--- Start ---

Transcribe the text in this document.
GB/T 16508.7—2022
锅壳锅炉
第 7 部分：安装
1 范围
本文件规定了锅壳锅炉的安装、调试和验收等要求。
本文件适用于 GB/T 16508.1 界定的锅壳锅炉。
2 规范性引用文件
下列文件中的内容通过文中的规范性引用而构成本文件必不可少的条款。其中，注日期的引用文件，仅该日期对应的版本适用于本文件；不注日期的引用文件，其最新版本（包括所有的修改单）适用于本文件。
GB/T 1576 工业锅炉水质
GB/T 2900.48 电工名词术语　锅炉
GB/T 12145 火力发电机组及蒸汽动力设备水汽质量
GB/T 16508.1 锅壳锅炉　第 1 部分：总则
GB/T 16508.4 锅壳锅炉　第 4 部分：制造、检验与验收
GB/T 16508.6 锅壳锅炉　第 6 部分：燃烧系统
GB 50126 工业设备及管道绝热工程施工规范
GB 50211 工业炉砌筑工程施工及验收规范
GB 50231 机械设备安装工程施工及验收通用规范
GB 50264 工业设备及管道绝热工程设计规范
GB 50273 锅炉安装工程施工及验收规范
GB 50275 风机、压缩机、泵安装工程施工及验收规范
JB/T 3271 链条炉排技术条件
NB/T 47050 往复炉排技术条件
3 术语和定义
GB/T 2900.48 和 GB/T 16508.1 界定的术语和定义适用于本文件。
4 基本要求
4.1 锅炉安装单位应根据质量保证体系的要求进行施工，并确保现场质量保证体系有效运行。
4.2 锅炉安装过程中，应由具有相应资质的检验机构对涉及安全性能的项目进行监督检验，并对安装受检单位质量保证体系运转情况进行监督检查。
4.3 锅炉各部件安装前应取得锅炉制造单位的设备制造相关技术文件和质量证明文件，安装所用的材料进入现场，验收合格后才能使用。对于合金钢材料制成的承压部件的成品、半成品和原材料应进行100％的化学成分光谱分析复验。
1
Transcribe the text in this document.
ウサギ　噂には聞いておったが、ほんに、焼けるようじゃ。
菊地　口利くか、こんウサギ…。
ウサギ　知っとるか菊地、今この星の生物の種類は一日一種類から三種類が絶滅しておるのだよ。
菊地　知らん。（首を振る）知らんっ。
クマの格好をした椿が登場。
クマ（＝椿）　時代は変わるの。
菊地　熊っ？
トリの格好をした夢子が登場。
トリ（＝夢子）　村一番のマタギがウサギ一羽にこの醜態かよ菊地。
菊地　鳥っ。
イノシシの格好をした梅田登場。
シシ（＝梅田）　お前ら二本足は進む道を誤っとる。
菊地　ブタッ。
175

--- End ---

Repeat the entries shown above, every one, word for word.

Transcribe the text in this document.
GB/T 16508.7—2022
锅壳锅炉
第 7 部分：安装
1 范围
本文件规定了锅壳锅炉的安装、调试和验收等要求。
本文件适用于 GB/T 16508.1 界定的锅壳锅炉。
2 规范性引用文件
下列文件中的内容通过文中的规范性引用而构成本文件必不可少的条款。其中，注日期的引用文件，仅该日期对应的版本适用于本文件；不注日期的引用文件，其最新版本（包括所有的修改单）适用于本文件。
GB/T 1576 工业锅炉水质
GB/T 2900.48 电工名词术语　锅炉
GB/T 12145 火力发电机组及蒸汽动力设备水汽质量
GB/T 16508.1 锅壳锅炉　第 1 部分：总则
GB/T 16508.4 锅壳锅炉　第 4 部分：制造、检验与验收
GB/T 16508.6 锅壳锅炉　第 6 部分：燃烧系统
GB 50126 工业设备及管道绝热工程施工规范
GB 50211 工业炉砌筑工程施工及验收规范
GB 50231 机械设备安装工程施工及验收通用规范
GB 50264 工业设备及管道绝热工程设计规范
GB 50273 锅炉安装工程施工及验收规范
GB 50275 风机、压缩机、泵安装工程施工及验收规范
JB/T 3271 链条炉排技术条件
NB/T 47050 往复炉排技术条件
3 术语和定义
GB/T 2900.48 和 GB/T 16508.1 界定的术语和定义适用于本文件。
4 基本要求
4.1 锅炉安装单位应根据质量保证体系的要求进行施工，并确保现场质量保证体系有效运行。
4.2 锅炉安装过程中，应由具有相应资质的检验机构对涉及安全性能的项目进行监督检验，并对安装受检单位质量保证体系运转情况进行监督检查。
4.3 锅炉各部件安装前应取得锅炉制造单位的设备制造相关技术文件和质量证明文件，安装所用的材料进入现场，验收合格后才能使用。对于合金钢材料制成的承压部件的成品、半成品和原材料应进行100％的化学成分光谱分析复验。
1
Transcribe the text in this document.
ウサギ　噂には聞いておったが、ほんに、焼けるようじゃ。
菊地　口利くか、こんウサギ…。
ウサギ　知っとるか菊地、今この星の生物の種類は一日一種類から三種類が絶滅しておるのだよ。
菊地　知らん。（首を振る）知らんっ。
クマの格好をした椿が登場。
クマ（＝椿）　時代は変わるの。
菊地　熊っ？
トリの格好をした夢子が登場。
トリ（＝夢子）　村一番のマタギがウサギ一羽にこの醜態かよ菊地。
菊地　鳥っ。
イノシシの格好をした梅田登場。
シシ（＝梅田）　お前ら二本足は進む道を誤っとる。
菊地　ブタッ。
175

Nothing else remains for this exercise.